## Objective
Check each line of the records below and collect those that include the word "true".

## Records from a collection
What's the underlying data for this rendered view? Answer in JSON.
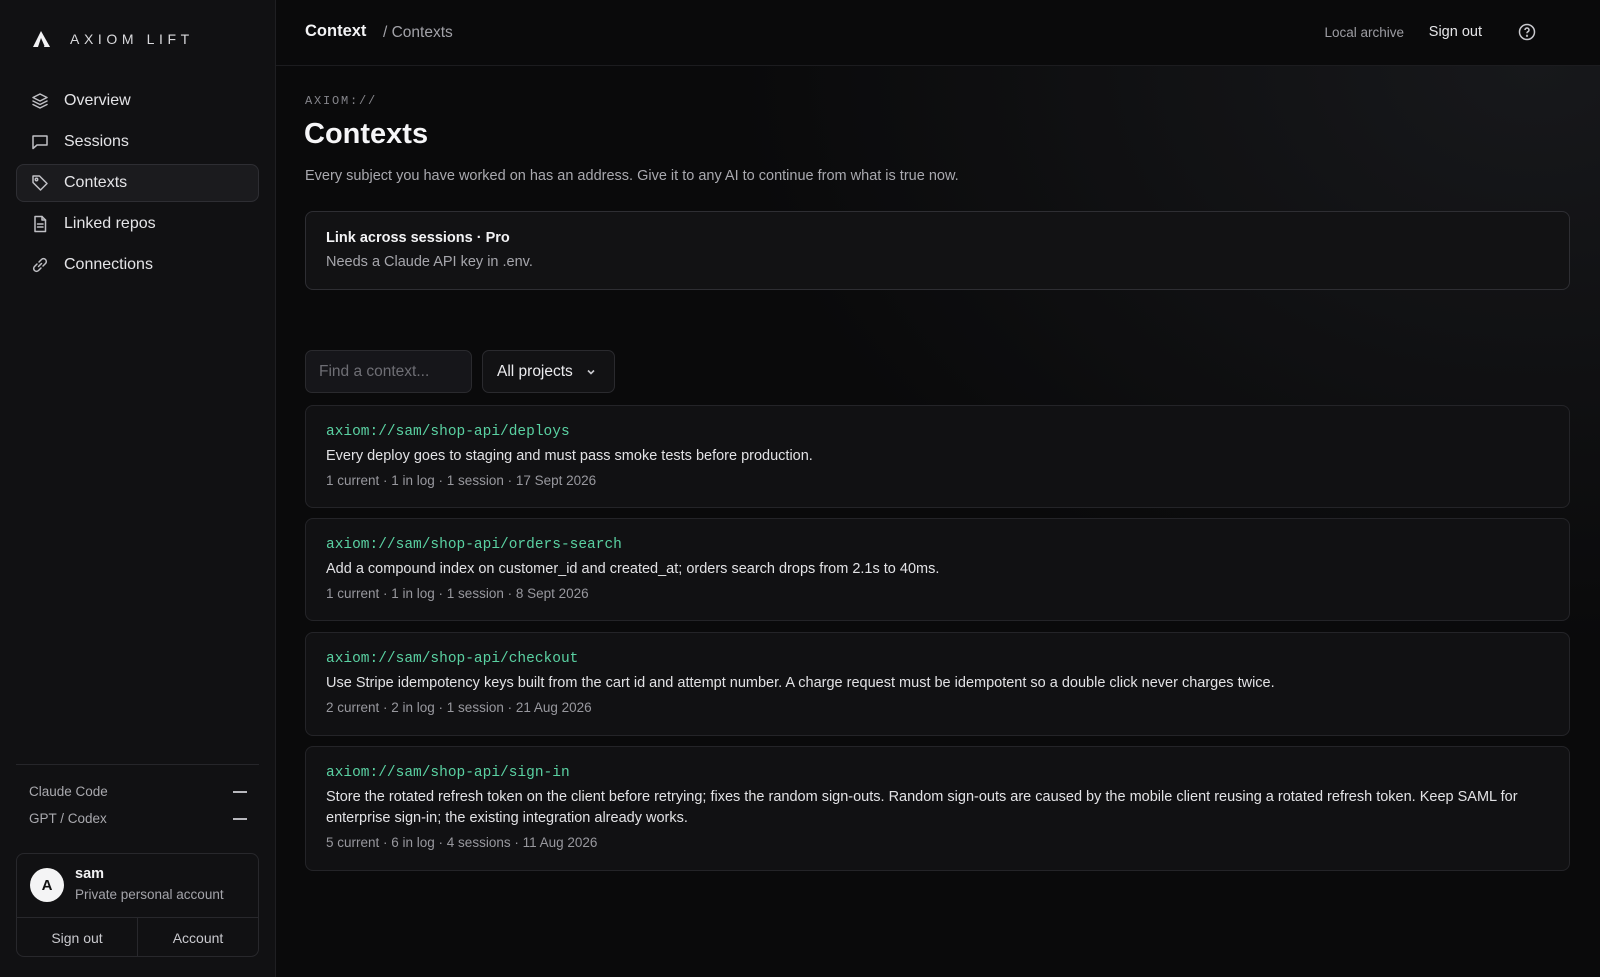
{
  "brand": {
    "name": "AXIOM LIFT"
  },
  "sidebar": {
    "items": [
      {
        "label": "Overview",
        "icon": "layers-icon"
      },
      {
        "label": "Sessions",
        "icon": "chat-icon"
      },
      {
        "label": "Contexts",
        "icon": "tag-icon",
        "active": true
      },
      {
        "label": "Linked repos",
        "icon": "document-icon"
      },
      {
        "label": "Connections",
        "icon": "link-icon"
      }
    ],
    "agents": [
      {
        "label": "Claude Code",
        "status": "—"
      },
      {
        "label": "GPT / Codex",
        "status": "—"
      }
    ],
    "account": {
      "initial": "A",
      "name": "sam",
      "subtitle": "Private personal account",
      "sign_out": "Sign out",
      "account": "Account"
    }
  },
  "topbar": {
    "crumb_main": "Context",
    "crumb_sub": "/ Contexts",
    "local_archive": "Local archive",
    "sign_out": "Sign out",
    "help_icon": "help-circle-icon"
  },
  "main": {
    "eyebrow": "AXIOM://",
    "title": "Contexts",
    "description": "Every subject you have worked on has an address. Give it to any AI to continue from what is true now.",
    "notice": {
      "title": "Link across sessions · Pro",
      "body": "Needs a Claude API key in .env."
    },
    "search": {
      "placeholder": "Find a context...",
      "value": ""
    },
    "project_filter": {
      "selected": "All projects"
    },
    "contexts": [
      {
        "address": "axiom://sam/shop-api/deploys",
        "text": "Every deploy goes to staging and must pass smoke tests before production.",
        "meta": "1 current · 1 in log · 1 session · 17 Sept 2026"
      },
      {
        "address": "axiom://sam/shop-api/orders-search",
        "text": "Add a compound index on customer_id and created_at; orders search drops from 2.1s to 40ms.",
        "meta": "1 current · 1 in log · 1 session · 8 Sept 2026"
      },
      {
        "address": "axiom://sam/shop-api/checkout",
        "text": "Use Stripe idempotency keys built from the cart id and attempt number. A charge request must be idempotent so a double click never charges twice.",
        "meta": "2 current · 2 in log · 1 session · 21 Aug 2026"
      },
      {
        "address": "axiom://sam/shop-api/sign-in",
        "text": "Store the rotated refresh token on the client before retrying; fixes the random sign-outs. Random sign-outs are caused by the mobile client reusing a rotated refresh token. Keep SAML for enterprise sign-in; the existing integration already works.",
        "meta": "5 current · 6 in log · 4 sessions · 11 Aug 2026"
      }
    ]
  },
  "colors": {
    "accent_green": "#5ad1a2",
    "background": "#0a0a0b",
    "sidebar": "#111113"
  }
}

## Response to the exercise
        "active": true
    "description": "Every subject you have worked on has an address. Give it to any AI to continue from what is true now.",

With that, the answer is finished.